[DIRECTION A]:
Please repeat word for word the rows below, everything from the line containing "Give me the" down to the line containing "316, 551, 328]", both lines included.
** Start of DOCUMENT EXCERPT **
With the news today that Charleston County Probate Judge Irvin Condon will issue marriage licenses to same-sex couples, I have decided that I will no longer sign marriage licenses issued by his office. Although I actually live in Berkeley County, where the authorities are not unilaterally defying the Constitution of South Carolina, the parish that I serve is located in Charleston County.

When I read of his decision I seriously considered engaging in civil disobedience -- of officiating at weddings regardless of whether or not the couple had a license or not. While some clergy will include phrases like "By the authority vested in me by the State of South Carolina..." when pronouncing a new couple man and wife, I've never done so in the marriages at which I have officiated in South Carolina, North Carolina, and Texas, for several reasons, among them: 1. I am a Minister of the Gospel and get my authority from the Church, not from the State; and 2. Those words are not contained in the Book of Common Prayer. A cursory check of the Book of Common Prayer and the various Constitutions and Canons to which I am accountable revealed the following:

The Book of Common Prayer of the Reformed Episcopal Church contains the following, identical to the 1928 Book of Common Prayer:

¶ The laws respecting Matrimony, whether by publishing the Banns in churches, or by License, being different in the several States, every Minister is left to the direction of those laws, in every thing that regards the civil contract between the parties.
** End of DOCUMENT EXCERPT **
[DIRECTION B]:
Quote everything in the passage on marriage licenses from "The Book of Common Prayer of" down to "between the parties.".
** Start of RECORDED INFORMATION **
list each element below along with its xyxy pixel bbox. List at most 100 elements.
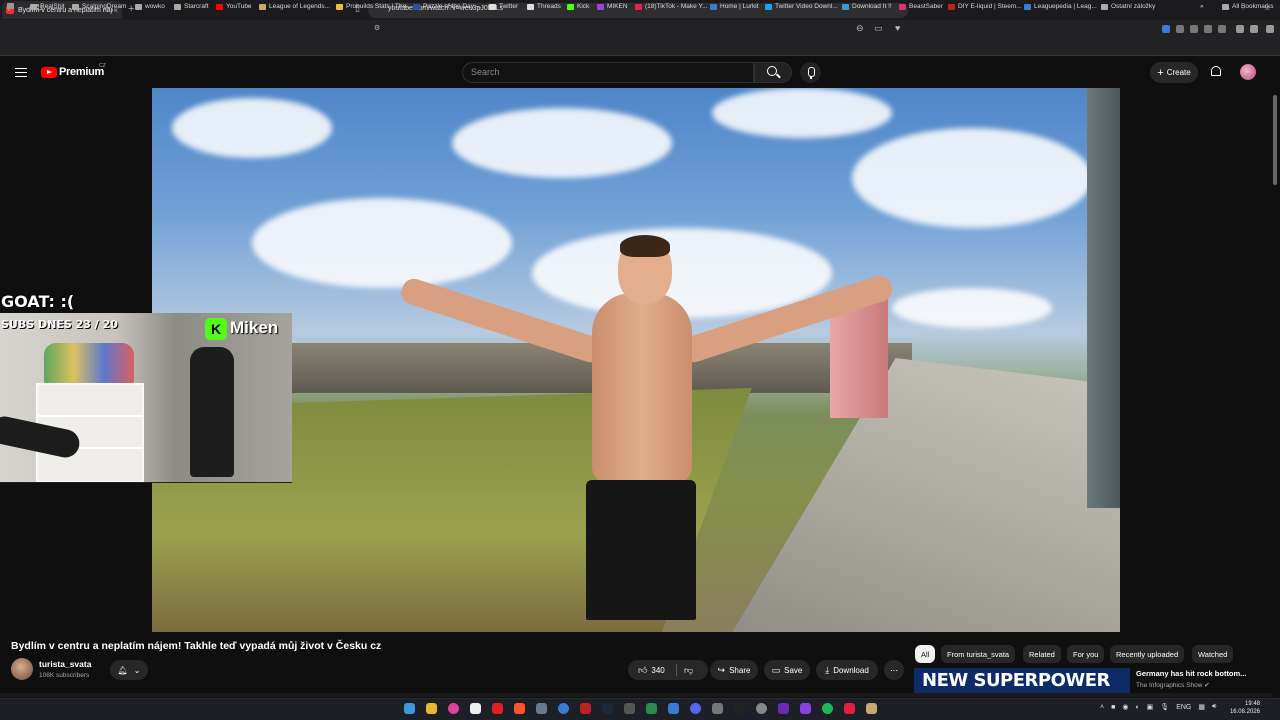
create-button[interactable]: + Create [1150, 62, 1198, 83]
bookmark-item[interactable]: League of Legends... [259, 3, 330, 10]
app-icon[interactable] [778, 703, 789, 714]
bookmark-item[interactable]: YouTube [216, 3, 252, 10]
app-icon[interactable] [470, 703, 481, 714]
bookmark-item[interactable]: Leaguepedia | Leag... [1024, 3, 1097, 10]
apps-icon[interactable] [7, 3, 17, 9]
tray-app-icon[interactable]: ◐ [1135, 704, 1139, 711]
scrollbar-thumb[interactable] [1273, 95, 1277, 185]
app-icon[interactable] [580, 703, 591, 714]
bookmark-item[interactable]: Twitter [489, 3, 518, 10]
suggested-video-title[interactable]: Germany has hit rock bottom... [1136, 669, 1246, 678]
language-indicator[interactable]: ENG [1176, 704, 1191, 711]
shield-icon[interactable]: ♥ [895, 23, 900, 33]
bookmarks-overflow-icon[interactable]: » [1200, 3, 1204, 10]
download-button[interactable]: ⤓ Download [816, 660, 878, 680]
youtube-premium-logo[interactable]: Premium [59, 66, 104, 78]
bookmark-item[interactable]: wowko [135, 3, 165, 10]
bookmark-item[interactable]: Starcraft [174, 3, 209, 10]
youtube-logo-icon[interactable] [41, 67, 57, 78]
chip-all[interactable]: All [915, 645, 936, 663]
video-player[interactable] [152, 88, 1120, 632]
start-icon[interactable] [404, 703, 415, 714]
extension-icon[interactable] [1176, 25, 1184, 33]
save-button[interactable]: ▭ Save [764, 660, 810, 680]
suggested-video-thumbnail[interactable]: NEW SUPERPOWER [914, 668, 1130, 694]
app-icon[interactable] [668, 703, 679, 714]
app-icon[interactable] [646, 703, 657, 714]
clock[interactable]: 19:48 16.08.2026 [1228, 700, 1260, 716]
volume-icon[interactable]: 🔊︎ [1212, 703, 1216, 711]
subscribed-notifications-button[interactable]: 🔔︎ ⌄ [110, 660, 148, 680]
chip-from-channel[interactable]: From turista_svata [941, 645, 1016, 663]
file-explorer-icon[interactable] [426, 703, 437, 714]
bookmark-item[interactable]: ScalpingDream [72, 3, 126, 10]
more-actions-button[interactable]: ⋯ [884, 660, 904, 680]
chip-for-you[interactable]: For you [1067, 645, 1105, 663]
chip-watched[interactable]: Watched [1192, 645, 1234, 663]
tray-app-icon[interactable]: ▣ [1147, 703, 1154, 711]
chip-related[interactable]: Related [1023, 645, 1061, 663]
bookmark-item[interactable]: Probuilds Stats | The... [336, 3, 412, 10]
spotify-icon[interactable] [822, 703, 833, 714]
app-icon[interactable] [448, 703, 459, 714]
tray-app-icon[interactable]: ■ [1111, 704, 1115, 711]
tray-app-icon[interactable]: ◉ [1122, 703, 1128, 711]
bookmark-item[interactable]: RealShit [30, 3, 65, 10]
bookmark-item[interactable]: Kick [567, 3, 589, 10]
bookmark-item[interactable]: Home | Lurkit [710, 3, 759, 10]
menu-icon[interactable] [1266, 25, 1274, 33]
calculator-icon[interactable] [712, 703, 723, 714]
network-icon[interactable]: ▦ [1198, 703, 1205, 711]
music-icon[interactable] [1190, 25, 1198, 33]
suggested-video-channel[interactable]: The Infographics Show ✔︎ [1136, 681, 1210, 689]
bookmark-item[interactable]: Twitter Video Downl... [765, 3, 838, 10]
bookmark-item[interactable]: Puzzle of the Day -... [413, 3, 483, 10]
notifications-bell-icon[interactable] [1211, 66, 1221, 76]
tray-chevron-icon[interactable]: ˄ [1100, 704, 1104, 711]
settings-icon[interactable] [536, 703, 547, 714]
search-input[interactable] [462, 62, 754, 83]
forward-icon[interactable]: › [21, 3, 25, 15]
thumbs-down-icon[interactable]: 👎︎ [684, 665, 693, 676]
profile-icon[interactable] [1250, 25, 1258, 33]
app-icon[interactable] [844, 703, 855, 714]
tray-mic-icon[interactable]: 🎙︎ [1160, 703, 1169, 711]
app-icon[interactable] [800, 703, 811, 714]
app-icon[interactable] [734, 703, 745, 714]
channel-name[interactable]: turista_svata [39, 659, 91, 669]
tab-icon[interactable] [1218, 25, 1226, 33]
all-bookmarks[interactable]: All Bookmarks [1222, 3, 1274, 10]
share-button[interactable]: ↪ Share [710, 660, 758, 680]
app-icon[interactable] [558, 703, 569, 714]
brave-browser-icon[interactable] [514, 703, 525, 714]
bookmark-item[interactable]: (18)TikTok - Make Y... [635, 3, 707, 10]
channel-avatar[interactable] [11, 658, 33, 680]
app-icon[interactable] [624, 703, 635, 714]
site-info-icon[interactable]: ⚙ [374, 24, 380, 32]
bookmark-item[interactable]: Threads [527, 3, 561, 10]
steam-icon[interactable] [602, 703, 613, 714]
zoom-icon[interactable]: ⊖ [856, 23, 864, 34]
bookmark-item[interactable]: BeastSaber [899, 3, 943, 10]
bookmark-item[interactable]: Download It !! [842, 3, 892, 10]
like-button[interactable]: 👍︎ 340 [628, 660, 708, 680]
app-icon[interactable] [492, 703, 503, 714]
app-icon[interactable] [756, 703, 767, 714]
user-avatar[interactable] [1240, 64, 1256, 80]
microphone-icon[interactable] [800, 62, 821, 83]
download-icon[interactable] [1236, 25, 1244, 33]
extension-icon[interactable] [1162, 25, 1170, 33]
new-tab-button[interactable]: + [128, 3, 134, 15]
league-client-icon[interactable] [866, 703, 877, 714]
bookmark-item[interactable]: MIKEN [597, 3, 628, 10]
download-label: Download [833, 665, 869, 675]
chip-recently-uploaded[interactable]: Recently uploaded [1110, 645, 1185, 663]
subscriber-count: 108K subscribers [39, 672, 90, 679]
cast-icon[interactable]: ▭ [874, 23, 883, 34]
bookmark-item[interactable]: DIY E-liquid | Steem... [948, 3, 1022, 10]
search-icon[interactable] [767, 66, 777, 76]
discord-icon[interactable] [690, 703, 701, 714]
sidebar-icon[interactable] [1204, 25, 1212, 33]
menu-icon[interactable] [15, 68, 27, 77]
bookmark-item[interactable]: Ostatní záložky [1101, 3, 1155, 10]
** End of RECORDED INFORMATION **
** Start of RECORDED INFORMATION **
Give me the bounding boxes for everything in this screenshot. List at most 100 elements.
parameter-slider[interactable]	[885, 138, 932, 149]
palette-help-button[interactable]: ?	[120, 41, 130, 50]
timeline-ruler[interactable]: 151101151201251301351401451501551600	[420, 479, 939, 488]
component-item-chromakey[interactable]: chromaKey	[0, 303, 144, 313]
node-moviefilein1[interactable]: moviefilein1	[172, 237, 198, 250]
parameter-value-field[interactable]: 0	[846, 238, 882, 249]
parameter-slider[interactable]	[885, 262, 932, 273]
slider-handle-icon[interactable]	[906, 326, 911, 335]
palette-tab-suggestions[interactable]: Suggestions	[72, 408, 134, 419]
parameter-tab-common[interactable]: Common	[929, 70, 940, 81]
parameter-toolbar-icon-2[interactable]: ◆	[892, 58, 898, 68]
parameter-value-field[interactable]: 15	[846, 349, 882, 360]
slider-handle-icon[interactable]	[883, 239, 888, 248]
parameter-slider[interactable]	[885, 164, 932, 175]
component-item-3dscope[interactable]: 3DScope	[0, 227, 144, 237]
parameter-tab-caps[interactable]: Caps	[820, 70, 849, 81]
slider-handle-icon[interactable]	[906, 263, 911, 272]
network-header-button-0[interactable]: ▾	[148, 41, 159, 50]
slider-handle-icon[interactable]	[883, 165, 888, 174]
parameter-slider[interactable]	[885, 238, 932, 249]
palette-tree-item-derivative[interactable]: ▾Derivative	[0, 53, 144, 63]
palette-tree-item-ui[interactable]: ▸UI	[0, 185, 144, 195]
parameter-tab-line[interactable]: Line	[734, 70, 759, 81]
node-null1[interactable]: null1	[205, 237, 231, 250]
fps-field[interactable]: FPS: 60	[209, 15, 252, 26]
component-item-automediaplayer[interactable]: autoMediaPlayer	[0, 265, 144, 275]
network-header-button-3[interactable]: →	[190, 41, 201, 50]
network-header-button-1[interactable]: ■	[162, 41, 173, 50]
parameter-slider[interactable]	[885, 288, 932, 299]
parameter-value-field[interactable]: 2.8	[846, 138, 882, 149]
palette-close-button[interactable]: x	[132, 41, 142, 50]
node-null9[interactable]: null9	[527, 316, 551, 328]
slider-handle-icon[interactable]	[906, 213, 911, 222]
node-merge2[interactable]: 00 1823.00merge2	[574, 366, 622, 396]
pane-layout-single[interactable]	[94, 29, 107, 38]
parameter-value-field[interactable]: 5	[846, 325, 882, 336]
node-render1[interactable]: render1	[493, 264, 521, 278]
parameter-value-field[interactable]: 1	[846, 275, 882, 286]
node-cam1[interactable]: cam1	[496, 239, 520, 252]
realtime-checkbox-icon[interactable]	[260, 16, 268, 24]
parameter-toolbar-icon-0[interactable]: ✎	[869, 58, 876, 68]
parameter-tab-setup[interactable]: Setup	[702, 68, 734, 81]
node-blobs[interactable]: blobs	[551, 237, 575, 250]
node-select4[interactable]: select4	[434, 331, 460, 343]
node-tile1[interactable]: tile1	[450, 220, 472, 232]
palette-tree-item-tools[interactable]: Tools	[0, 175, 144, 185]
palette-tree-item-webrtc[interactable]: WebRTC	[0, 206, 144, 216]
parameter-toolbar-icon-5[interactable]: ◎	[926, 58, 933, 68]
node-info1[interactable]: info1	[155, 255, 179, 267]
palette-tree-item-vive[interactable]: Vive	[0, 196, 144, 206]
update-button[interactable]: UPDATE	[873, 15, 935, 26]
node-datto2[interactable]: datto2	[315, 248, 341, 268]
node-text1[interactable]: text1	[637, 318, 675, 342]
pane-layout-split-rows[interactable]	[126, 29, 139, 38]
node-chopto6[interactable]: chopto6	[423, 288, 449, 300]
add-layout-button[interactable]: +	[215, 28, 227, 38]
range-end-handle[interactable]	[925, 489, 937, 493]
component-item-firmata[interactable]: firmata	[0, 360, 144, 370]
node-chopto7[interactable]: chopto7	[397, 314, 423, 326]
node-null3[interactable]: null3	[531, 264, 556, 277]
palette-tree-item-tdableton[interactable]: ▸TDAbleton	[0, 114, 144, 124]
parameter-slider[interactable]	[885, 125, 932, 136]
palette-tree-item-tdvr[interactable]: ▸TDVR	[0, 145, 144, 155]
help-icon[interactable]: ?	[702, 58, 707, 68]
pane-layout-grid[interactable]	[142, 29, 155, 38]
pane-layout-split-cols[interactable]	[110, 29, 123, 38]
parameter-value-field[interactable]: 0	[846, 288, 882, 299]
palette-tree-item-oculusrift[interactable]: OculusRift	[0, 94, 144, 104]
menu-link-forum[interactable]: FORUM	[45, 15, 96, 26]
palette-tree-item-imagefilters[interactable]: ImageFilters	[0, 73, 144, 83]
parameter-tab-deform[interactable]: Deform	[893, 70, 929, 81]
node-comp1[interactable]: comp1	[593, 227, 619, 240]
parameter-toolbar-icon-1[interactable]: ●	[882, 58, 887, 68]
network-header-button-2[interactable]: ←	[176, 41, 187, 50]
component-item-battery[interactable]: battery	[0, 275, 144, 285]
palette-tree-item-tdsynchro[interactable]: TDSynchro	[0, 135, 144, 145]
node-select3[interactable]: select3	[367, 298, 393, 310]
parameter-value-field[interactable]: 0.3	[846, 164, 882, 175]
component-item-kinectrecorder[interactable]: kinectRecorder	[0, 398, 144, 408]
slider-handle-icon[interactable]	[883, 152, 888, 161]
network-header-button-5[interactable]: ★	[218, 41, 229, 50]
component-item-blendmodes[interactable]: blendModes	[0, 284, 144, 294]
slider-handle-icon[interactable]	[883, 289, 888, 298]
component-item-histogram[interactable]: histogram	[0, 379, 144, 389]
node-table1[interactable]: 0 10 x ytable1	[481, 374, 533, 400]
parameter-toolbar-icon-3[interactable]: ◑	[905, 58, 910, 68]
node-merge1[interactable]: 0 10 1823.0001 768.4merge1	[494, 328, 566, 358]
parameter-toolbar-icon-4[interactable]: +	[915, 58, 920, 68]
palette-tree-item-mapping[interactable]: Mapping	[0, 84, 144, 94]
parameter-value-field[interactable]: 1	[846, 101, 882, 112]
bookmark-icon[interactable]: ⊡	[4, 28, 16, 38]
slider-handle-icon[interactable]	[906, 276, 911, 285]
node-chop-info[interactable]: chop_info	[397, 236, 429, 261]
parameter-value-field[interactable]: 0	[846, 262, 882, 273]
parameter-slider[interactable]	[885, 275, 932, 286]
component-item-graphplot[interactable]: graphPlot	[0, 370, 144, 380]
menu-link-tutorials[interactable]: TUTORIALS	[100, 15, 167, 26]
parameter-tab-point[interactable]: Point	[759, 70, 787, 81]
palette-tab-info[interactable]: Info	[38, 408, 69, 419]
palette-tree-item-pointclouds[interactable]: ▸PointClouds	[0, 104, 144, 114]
** End of RECORDED INFORMATION **
[WORKED SOLUTION A]:
Give me the bounding boxes for everything in this screenshot. List at most 100 elements.
parameter-slider[interactable]	[885, 138, 932, 149]
palette-help-button[interactable]: ?	[120, 41, 130, 50]
timeline-ruler[interactable]: 151101151201251301351401451501551600	[420, 479, 939, 488]
component-item-chromakey[interactable]: chromaKey	[0, 303, 144, 313]
node-moviefilein1[interactable]: moviefilein1	[172, 237, 198, 250]
parameter-value-field[interactable]: 0	[846, 238, 882, 249]
parameter-slider[interactable]	[885, 262, 932, 273]
slider-handle-icon[interactable]	[906, 326, 911, 335]
palette-tab-suggestions[interactable]: Suggestions	[72, 408, 134, 419]
parameter-tab-common[interactable]: Common	[929, 70, 940, 81]
parameter-toolbar-icon-2[interactable]: ◆	[892, 58, 898, 68]
parameter-value-field[interactable]: 15	[846, 349, 882, 360]
slider-handle-icon[interactable]	[883, 239, 888, 248]
parameter-slider[interactable]	[885, 164, 932, 175]
component-item-3dscope[interactable]: 3DScope	[0, 227, 144, 237]
parameter-tab-caps[interactable]: Caps	[820, 70, 849, 81]
slider-handle-icon[interactable]	[906, 263, 911, 272]
network-header-button-0[interactable]: ▾	[148, 41, 159, 50]
slider-handle-icon[interactable]	[883, 165, 888, 174]
parameter-slider[interactable]	[885, 238, 932, 249]
palette-tree-item-derivative[interactable]: ▾Derivative	[0, 53, 144, 63]
palette-tree-item-ui[interactable]: ▸UI	[0, 185, 144, 195]
parameter-tab-line[interactable]: Line	[734, 70, 759, 81]
node-null1[interactable]: null1	[205, 237, 231, 250]
fps-field[interactable]: FPS: 60	[209, 15, 252, 26]
component-item-automediaplayer[interactable]: autoMediaPlayer	[0, 265, 144, 275]
network-header-button-3[interactable]: →	[190, 41, 201, 50]
network-header-button-1[interactable]: ■	[162, 41, 173, 50]
parameter-slider[interactable]	[885, 288, 932, 299]
parameter-value-field[interactable]: 2.8	[846, 138, 882, 149]
palette-close-button[interactable]: x	[132, 41, 142, 50]
node-null9[interactable]: null9	[527, 316, 551, 328]

[WORKED SOLUTION B]:
The Book of Common Prayer of the Reformed Episcopal Church contains the following, identical to the 1928 Book of Common Prayer:

¶ The laws respecting Matrimony, whether by publishing the Banns in churches, or by License, being different in the several States, every Minister is left to the direction of those laws, in every thing that regards the civil contract between the parties.